*Given task*: Would you transcribe the listing that follows, character for character, and omit its images?

*Extracted information*:
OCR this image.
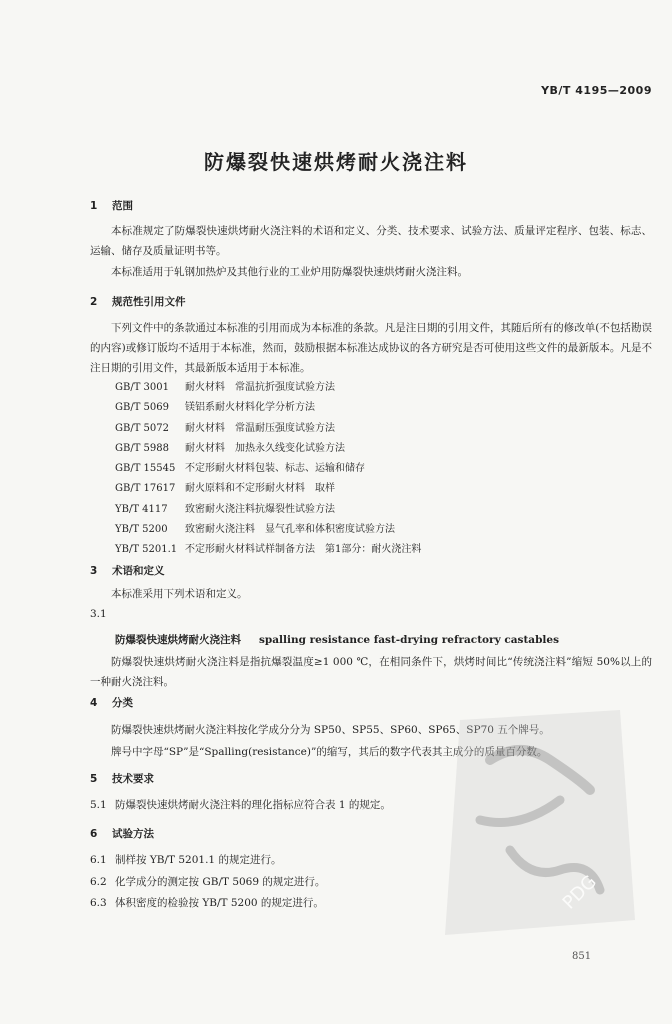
YB/T 4195—2009
防爆裂快速烘烤耐火浇注料
1 范围
本标准规定了防爆裂快速烘烤耐火浇注料的术语和定义、分类、技术要求、试验方法、质量评定程序、包装、标志、运输、储存及质量证明书等。
本标准适用于轧钢加热炉及其他行业的工业炉用防爆裂快速烘烤耐火浇注料。
2 规范性引用文件
下列文件中的条款通过本标准的引用而成为本标准的条款。凡是注日期的引用文件，其随后所有的修改单(不包括勘误的内容)或修订版均不适用于本标准，然而，鼓励根据本标准达成协议的各方研究是否可使用这些文件的最新版本。凡是不注日期的引用文件，其最新版本适用于本标准。
GB/T 3001 耐火材料　常温抗折强度试验方法
GB/T 5069 镁铝系耐火材料化学分析方法
GB/T 5072 耐火材料　常温耐压强度试验方法
GB/T 5988 耐火材料　加热永久线变化试验方法
GB/T 15545 不定形耐火材料包装、标志、运输和储存
GB/T 17617 耐火原料和不定形耐火材料　取样
YB/T 4117 致密耐火浇注料抗爆裂性试验方法
YB/T 5200 致密耐火浇注料　显气孔率和体积密度试验方法
YB/T 5201.1 不定形耐火材料试样制备方法　第1部分：耐火浇注料
3 术语和定义
本标准采用下列术语和定义。
3.1
防爆裂快速烘烤耐火浇注料 spalling resistance fast-drying refractory castables
防爆裂快速烘烤耐火浇注料是指抗爆裂温度≥1 000 ℃，在相同条件下，烘烤时间比“传统浇注料”缩短 50%以上的一种耐火浇注料。
4 分类
防爆裂快速烘烤耐火浇注料按化学成分分为 SP50、SP55、SP60、SP65、SP70 五个牌号。
牌号中字母“SP”是“Spalling(resistance)”的缩写，其后的数字代表其主成分的质量百分数。
5 技术要求
5.1 防爆裂快速烘烤耐火浇注料的理化指标应符合表 1 的规定。
6 试验方法
6.1 制样按 YB/T 5201.1 的规定进行。
6.2 化学成分的测定按 GB/T 5069 的规定进行。
6.3 体积密度的检验按 YB/T 5200 的规定进行。	PDG
851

*Task output*:
OCR this image.
YB/T 4195—2009
防爆裂快速烘烤耐火浇注料
1 范围
本标准规定了防爆裂快速烘烤耐火浇注料的术语和定义、分类、技术要求、试验方法、质量评定程序、包装、标志、运输、储存及质量证明书等。
本标准适用于轧钢加热炉及其他行业的工业炉用防爆裂快速烘烤耐火浇注料。
2 规范性引用文件
下列文件中的条款通过本标准的引用而成为本标准的条款。凡是注日期的引用文件，其随后所有的修改单(不包括勘误的内容)或修订版均不适用于本标准，然而，鼓励根据本标准达成协议的各方研究是否可使用这些文件的最新版本。凡是不注日期的引用文件，其最新版本适用于本标准。
GB/T 3001 耐火材料　常温抗折强度试验方法
GB/T 5069 镁铝系耐火材料化学分析方法
GB/T 5072 耐火材料　常温耐压强度试验方法
GB/T 5988 耐火材料　加热永久线变化试验方法
GB/T 15545 不定形耐火材料包装、标志、运输和储存
GB/T 17617 耐火原料和不定形耐火材料　取样
YB/T 4117 致密耐火浇注料抗爆裂性试验方法
YB/T 5200 致密耐火浇注料　显气孔率和体积密度试验方法
YB/T 5201.1 不定形耐火材料试样制备方法　第1部分：耐火浇注料
3 术语和定义
本标准采用下列术语和定义。
3.1
防爆裂快速烘烤耐火浇注料 spalling resistance fast-drying refractory castables
防爆裂快速烘烤耐火浇注料是指抗爆裂温度≥1 000 ℃，在相同条件下，烘烤时间比“传统浇注料”缩短 50%以上的一种耐火浇注料。
4 分类
防爆裂快速烘烤耐火浇注料按化学成分分为 SP50、SP55、SP60、SP65、SP70 五个牌号。
牌号中字母“SP”是“Spalling(resistance)”的缩写，其后的数字代表其主成分的质量百分数。
5 技术要求
5.1 防爆裂快速烘烤耐火浇注料的理化指标应符合表 1 的规定。
6 试验方法
6.1 制样按 YB/T 5201.1 的规定进行。
6.2 化学成分的测定按 GB/T 5069 的规定进行。
6.3 体积密度的检验按 YB/T 5200 的规定进行。	PDG
851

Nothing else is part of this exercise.